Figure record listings
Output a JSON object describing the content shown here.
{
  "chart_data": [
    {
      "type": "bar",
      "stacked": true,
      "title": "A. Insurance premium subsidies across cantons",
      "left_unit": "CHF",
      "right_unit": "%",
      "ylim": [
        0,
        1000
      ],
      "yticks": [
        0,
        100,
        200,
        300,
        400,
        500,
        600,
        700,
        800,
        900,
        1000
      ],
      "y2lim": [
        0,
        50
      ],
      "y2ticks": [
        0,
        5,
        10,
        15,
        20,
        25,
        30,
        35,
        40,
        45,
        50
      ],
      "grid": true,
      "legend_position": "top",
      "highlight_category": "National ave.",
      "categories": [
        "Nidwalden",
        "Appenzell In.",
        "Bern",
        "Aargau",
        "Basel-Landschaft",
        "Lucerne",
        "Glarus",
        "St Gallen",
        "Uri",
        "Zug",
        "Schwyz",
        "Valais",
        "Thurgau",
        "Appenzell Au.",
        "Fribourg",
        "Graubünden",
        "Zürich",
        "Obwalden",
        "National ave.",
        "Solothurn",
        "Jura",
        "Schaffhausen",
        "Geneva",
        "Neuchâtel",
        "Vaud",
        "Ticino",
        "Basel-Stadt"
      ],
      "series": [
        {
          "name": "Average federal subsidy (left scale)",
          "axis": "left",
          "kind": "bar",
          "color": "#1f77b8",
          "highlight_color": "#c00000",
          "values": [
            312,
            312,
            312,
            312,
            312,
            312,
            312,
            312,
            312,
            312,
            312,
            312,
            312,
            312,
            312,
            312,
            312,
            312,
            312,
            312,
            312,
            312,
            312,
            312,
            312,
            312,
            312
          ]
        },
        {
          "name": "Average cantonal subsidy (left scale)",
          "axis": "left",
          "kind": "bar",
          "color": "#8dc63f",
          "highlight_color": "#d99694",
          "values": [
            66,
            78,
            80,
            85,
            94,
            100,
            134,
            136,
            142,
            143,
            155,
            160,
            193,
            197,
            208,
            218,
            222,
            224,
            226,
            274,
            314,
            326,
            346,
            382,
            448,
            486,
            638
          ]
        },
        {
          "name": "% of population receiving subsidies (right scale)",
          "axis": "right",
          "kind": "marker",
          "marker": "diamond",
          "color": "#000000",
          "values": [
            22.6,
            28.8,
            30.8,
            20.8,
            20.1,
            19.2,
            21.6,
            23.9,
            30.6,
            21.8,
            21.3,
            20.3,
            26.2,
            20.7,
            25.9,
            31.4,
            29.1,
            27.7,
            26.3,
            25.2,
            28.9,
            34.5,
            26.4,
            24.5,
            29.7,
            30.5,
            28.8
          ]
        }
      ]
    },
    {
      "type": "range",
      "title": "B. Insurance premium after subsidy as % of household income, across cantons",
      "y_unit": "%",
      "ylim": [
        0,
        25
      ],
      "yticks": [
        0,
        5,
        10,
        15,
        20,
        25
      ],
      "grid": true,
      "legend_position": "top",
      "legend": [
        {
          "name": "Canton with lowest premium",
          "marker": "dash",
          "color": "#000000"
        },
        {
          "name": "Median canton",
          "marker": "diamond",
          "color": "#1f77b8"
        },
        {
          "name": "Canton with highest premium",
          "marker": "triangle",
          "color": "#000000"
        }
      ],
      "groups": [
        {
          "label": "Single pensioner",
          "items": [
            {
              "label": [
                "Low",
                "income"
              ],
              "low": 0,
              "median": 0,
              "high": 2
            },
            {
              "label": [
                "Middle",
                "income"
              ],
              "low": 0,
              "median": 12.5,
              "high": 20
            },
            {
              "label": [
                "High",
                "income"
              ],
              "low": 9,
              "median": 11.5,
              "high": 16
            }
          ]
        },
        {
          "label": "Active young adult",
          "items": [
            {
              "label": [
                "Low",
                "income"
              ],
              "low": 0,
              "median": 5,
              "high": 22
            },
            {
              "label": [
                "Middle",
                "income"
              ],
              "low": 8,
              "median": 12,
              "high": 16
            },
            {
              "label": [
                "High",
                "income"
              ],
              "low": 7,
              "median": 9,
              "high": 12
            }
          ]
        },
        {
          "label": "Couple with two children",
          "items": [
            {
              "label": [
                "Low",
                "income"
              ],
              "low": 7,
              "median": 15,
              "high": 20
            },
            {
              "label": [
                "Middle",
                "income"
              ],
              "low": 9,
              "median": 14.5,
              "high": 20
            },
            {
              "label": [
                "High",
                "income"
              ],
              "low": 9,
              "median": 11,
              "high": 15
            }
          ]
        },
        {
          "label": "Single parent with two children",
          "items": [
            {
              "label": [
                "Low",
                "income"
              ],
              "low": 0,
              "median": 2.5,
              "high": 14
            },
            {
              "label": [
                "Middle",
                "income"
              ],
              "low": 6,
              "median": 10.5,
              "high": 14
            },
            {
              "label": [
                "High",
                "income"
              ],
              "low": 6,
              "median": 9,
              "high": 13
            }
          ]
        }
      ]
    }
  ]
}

- **EXERCISE DETAILS**
Repeat every line of the data, exactly and in full.

- **WRITTEN ANSWER**
Output a JSON object describing the content shown here.
{
  "chart_data": [
    {
      "type": "bar",
      "stacked": true,
      "title": "A. Insurance premium subsidies across cantons",
      "left_unit": "CHF",
      "right_unit": "%",
      "ylim": [
        0,
        1000
      ],
      "yticks": [
        0,
        100,
        200,
        300,
        400,
        500,
        600,
        700,
        800,
        900,
        1000
      ],
      "y2lim": [
        0,
        50
      ],
      "y2ticks": [
        0,
        5,
        10,
        15,
        20,
        25,
        30,
        35,
        40,
        45,
        50
      ],
      "grid": true,
      "legend_position": "top",
      "highlight_category": "National ave.",
      "categories": [
        "Nidwalden",
        "Appenzell In.",
        "Bern",
        "Aargau",
        "Basel-Landschaft",
        "Lucerne",
        "Glarus",
        "St Gallen",
        "Uri",
        "Zug",
        "Schwyz",
        "Valais",
        "Thurgau",
        "Appenzell Au.",
        "Fribourg",
        "Graubünden",
        "Zürich",
        "Obwalden",
        "National ave.",
        "Solothurn",
        "Jura",
        "Schaffhausen",
        "Geneva",
        "Neuchâtel",
        "Vaud",
        "Ticino",
        "Basel-Stadt"
      ],
      "series": [
        {
          "name": "Average federal subsidy (left scale)",
          "axis": "left",
          "kind": "bar",
          "color": "#1f77b8",
          "highlight_color": "#c00000",
          "values": [
            312,
            312,
            312,
            312,
            312,
            312,
            312,
            312,
            312,
            312,
            312,
            312,
            312,
            312,
            312,
            312,
            312,
            312,
            312,
            312,
            312,
            312,
            312,
            312,
            312,
            312,
            312
          ]
        },
        {
          "name": "Average cantonal subsidy (left scale)",
          "axis": "left",
          "kind": "bar",
          "color": "#8dc63f",
          "highlight_color": "#d99694",
          "values": [
            66,
            78,
            80,
            85,
            94,
            100,
            134,
            136,
            142,
            143,
            155,
            160,
            193,
            197,
            208,
            218,
            222,
            224,
            226,
            274,
            314,
            326,
            346,
            382,
            448,
            486,
            638
          ]
        },
        {
          "name": "% of population receiving subsidies (right scale)",
          "axis": "right",
          "kind": "marker",
          "marker": "diamond",
          "color": "#000000",
          "values": [
            22.6,
            28.8,
            30.8,
            20.8,
            20.1,
            19.2,
            21.6,
            23.9,
            30.6,
            21.8,
            21.3,
            20.3,
            26.2,
            20.7,
            25.9,
            31.4,
            29.1,
            27.7,
            26.3,
            25.2,
            28.9,
            34.5,
            26.4,
            24.5,
            29.7,
            30.5,
            28.8
          ]
        }
      ]
    },
    {
      "type": "range",
      "title": "B. Insurance premium after subsidy as % of household income, across cantons",
      "y_unit": "%",
      "ylim": [
        0,
        25
      ],
      "yticks": [
        0,
        5,
        10,
        15,
        20,
        25
      ],
      "grid": true,
      "legend_position": "top",
      "legend": [
        {
          "name": "Canton with lowest premium",
          "marker": "dash",
          "color": "#000000"
        },
        {
          "name": "Median canton",
          "marker": "diamond",
          "color": "#1f77b8"
        },
        {
          "name": "Canton with highest premium",
          "marker": "triangle",
          "color": "#000000"
        }
      ],
      "groups": [
        {
          "label": "Single pensioner",
          "items": [
            {
              "label": [
                "Low",
                "income"
              ],
              "low": 0,
              "median": 0,
              "high": 2
            },
            {
              "label": [
                "Middle",
                "income"
              ],
              "low": 0,
              "median": 12.5,
              "high": 20
            },
            {
              "label": [
                "High",
                "income"
              ],
              "low": 9,
              "median": 11.5,
              "high": 16
            }
          ]
        },
        {
          "label": "Active young adult",
          "items": [
            {
              "label": [
                "Low",
                "income"
              ],
              "low": 0,
              "median": 5,
              "high": 22
            },
            {
              "label": [
                "Middle",
                "income"
              ],
              "low": 8,
              "median": 12,
              "high": 16
            },
            {
              "label": [
                "High",
                "income"
              ],
              "low": 7,
              "median": 9,
              "high": 12
            }
          ]
        },
        {
          "label": "Couple with two children",
          "items": [
            {
              "label": [
                "Low",
                "income"
              ],
              "low": 7,
              "median": 15,
              "high": 20
            },
            {
              "label": [
                "Middle",
                "income"
              ],
              "low": 9,
              "median": 14.5,
              "high": 20
            },
            {
              "label": [
                "High",
                "income"
              ],
              "low": 9,
              "median": 11,
              "high": 15
            }
          ]
        },
        {
          "label": "Single parent with two children",
          "items": [
            {
              "label": [
                "Low",
                "income"
              ],
              "low": 0,
              "median": 2.5,
              "high": 14
            },
            {
              "label": [
                "Middle",
                "income"
              ],
              "low": 6,
              "median": 10.5,
              "high": 14
            },
            {
              "label": [
                "High",
                "income"
              ],
              "low": 6,
              "median": 9,
              "high": 13
            }
          ]
        }
      ]
    }
  ]
}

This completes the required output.